Pull out every line of the listing below where "name" appears.

**Given entries**
++++
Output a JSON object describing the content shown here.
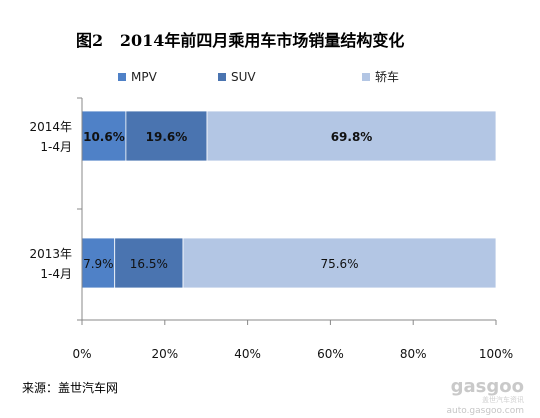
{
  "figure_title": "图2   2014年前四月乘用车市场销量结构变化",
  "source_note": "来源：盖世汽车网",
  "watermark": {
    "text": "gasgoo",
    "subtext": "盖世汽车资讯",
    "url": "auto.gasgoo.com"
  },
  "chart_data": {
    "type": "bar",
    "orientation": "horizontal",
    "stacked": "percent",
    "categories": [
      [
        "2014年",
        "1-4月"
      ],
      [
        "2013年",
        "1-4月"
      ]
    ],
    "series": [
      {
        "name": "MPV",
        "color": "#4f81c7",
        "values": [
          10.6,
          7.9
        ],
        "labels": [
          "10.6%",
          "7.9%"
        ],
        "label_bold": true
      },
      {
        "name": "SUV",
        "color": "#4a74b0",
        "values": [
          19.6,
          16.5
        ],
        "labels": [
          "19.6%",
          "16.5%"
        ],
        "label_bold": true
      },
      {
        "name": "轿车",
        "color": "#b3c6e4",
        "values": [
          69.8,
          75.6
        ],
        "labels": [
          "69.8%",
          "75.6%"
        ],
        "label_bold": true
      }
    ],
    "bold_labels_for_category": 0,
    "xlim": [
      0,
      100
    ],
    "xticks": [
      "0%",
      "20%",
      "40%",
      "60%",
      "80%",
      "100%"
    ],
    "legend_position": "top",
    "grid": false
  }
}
++++
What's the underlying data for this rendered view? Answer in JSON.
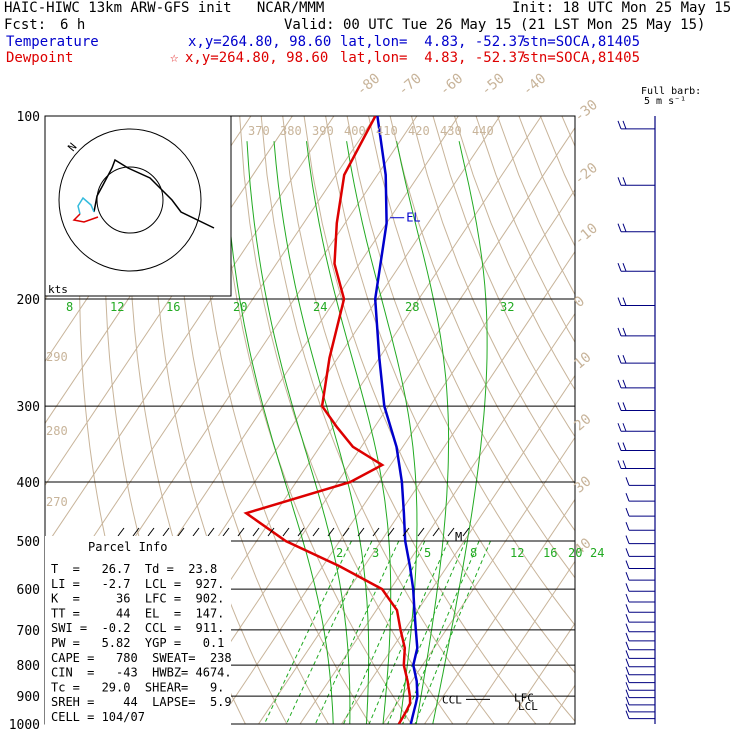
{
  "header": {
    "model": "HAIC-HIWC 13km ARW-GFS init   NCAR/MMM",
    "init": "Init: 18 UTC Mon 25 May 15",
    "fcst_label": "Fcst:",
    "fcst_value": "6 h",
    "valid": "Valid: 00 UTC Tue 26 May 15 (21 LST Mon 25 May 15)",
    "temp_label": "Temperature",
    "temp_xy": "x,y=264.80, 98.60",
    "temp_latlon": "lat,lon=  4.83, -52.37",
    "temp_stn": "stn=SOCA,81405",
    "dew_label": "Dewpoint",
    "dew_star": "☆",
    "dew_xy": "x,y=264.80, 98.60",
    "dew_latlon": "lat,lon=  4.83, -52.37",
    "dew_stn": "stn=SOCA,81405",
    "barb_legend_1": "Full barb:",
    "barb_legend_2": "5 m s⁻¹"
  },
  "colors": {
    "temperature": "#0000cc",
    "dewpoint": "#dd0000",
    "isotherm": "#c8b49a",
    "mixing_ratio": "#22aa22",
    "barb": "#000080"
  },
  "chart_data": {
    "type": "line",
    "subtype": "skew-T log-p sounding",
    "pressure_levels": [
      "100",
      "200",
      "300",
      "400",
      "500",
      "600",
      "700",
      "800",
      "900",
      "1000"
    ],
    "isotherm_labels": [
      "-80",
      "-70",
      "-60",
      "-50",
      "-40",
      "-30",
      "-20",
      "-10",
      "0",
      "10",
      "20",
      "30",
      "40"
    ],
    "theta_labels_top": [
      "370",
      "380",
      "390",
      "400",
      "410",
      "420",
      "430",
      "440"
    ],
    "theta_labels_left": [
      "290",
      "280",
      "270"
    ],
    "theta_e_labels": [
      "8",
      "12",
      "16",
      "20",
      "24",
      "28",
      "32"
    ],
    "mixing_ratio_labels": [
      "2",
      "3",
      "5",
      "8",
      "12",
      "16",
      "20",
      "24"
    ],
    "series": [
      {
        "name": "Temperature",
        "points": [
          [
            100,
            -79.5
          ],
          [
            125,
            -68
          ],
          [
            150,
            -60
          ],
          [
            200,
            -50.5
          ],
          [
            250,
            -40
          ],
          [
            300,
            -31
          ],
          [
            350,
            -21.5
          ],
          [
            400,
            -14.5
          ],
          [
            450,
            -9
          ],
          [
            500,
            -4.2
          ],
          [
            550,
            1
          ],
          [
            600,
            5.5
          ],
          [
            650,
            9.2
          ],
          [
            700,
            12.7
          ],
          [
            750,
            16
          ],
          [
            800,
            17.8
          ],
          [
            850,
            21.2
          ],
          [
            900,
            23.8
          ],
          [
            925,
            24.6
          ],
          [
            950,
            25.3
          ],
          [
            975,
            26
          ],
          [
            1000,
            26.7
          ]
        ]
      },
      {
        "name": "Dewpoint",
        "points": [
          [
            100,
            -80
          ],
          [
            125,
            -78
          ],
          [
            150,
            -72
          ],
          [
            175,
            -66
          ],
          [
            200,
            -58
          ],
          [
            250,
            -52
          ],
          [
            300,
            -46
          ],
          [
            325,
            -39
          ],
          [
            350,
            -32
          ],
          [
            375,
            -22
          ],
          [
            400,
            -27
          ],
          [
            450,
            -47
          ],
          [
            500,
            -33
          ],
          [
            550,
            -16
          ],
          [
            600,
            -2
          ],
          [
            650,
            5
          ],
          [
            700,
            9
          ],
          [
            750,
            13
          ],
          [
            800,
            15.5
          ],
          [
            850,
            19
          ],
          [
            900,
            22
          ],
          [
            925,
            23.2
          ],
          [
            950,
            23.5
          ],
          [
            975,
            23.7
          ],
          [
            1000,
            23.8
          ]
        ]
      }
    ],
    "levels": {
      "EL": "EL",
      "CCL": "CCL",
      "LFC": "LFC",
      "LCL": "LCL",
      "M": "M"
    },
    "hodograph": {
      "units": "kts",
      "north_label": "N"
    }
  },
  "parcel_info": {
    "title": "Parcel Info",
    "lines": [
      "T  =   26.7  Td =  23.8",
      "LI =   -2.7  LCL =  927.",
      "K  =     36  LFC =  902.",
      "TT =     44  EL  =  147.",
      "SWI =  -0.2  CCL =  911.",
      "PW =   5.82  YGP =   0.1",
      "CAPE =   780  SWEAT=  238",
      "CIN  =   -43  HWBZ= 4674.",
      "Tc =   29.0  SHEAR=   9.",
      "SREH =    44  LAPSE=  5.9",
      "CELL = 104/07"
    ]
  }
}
++++
**Expected answer**
        "name": "MPV",
        "name": "SUV",
        "name": "轿车",
        "name": "Temperature",
        "name": "Dewpoint",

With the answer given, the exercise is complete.